## Stored data
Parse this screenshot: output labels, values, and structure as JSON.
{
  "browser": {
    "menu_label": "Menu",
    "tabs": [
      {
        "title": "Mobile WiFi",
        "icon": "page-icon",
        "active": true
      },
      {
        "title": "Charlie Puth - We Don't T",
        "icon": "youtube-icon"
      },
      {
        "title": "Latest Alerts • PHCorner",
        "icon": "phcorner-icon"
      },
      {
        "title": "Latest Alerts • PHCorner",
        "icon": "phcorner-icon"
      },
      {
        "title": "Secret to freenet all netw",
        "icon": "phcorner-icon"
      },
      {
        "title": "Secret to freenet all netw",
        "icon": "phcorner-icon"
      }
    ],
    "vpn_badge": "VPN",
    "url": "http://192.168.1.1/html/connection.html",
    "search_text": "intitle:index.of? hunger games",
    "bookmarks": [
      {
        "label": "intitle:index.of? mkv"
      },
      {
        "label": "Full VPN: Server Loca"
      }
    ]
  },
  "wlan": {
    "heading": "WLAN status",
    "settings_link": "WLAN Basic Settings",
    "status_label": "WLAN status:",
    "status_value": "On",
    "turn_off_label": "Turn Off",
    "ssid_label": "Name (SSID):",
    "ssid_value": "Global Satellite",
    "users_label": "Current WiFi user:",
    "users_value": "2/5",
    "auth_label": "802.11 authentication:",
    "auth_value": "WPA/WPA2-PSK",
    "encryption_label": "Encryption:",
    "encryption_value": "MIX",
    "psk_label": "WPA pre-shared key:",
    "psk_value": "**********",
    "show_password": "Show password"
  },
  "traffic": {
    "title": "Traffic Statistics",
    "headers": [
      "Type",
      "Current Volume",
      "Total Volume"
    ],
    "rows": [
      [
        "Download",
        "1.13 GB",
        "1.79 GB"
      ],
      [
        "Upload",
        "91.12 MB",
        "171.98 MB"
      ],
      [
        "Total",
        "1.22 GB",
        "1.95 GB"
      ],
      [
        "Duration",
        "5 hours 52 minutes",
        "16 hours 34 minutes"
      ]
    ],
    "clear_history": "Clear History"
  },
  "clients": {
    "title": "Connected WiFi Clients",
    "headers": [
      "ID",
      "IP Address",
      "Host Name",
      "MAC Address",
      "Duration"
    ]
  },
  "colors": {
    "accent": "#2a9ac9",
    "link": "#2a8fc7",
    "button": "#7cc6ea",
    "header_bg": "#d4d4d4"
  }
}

## Task to complete
Your task is to return the full listing exactly as it was given.

## Output below
Parse this screenshot: output labels, values, and structure as JSON.
{
  "browser": {
    "menu_label": "Menu",
    "tabs": [
      {
        "title": "Mobile WiFi",
        "icon": "page-icon",
        "active": true
      },
      {
        "title": "Charlie Puth - We Don't T",
        "icon": "youtube-icon"
      },
      {
        "title": "Latest Alerts • PHCorner",
        "icon": "phcorner-icon"
      },
      {
        "title": "Latest Alerts • PHCorner",
        "icon": "phcorner-icon"
      },
      {
        "title": "Secret to freenet all netw",
        "icon": "phcorner-icon"
      },
      {
        "title": "Secret to freenet all netw",
        "icon": "phcorner-icon"
      }
    ],
    "vpn_badge": "VPN",
    "url": "http://192.168.1.1/html/connection.html",
    "search_text": "intitle:index.of? hunger games",
    "bookmarks": [
      {
        "label": "intitle:index.of? mkv"
      },
      {
        "label": "Full VPN: Server Loca"
      }
    ]
  },
  "wlan": {
    "heading": "WLAN status",
    "settings_link": "WLAN Basic Settings",
    "status_label": "WLAN status:",
    "status_value": "On",
    "turn_off_label": "Turn Off",
    "ssid_label": "Name (SSID):",
    "ssid_value": "Global Satellite",
    "users_label": "Current WiFi user:",
    "users_value": "2/5",
    "auth_label": "802.11 authentication:",
    "auth_value": "WPA/WPA2-PSK",
    "encryption_label": "Encryption:",
    "encryption_value": "MIX",
    "psk_label": "WPA pre-shared key:",
    "psk_value": "**********",
    "show_password": "Show password"
  },
  "traffic": {
    "title": "Traffic Statistics",
    "headers": [
      "Type",
      "Current Volume",
      "Total Volume"
    ],
    "rows": [
      [
        "Download",
        "1.13 GB",
        "1.79 GB"
      ],
      [
        "Upload",
        "91.12 MB",
        "171.98 MB"
      ],
      [
        "Total",
        "1.22 GB",
        "1.95 GB"
      ],
      [
        "Duration",
        "5 hours 52 minutes",
        "16 hours 34 minutes"
      ]
    ],
    "clear_history": "Clear History"
  },
  "clients": {
    "title": "Connected WiFi Clients",
    "headers": [
      "ID",
      "IP Address",
      "Host Name",
      "MAC Address",
      "Duration"
    ]
  },
  "colors": {
    "accent": "#2a9ac9",
    "link": "#2a8fc7",
    "button": "#7cc6ea",
    "header_bg": "#d4d4d4"
  }
}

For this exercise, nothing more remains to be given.